DIRECTION: Locate the string "Server" throughout the material and copy every line in which it occurs.

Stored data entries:
>>>>

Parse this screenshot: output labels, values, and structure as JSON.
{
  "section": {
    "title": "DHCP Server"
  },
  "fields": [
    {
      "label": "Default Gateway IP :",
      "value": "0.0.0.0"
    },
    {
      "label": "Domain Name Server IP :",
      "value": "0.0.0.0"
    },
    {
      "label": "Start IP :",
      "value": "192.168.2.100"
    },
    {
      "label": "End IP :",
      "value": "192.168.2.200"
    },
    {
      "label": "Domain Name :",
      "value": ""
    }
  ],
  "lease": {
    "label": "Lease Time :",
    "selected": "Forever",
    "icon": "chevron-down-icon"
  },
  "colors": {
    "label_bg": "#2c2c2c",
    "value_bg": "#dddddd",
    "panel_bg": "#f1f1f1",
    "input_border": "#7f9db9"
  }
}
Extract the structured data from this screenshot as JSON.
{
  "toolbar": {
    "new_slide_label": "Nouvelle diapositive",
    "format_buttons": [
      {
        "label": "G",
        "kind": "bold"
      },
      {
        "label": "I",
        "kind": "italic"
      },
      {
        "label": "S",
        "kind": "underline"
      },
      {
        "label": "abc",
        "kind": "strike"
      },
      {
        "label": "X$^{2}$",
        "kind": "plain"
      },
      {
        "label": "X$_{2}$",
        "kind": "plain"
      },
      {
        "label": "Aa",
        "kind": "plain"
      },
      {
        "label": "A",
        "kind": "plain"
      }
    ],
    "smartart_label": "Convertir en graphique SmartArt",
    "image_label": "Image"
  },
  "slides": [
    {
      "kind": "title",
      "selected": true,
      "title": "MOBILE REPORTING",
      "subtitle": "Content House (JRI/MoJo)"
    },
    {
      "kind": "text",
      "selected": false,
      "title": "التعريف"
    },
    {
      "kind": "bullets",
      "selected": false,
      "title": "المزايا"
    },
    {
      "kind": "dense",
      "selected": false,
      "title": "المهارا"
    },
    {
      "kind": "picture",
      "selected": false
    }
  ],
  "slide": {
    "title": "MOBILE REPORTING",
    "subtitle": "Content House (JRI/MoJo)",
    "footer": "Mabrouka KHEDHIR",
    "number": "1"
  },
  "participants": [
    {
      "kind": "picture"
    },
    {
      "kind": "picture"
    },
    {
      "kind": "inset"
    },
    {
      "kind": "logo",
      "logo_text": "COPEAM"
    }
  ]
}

<<<<

RESULT OF THIS TASK:
    "title": "DHCP Server"
      "label": "Domain Name Server IP :",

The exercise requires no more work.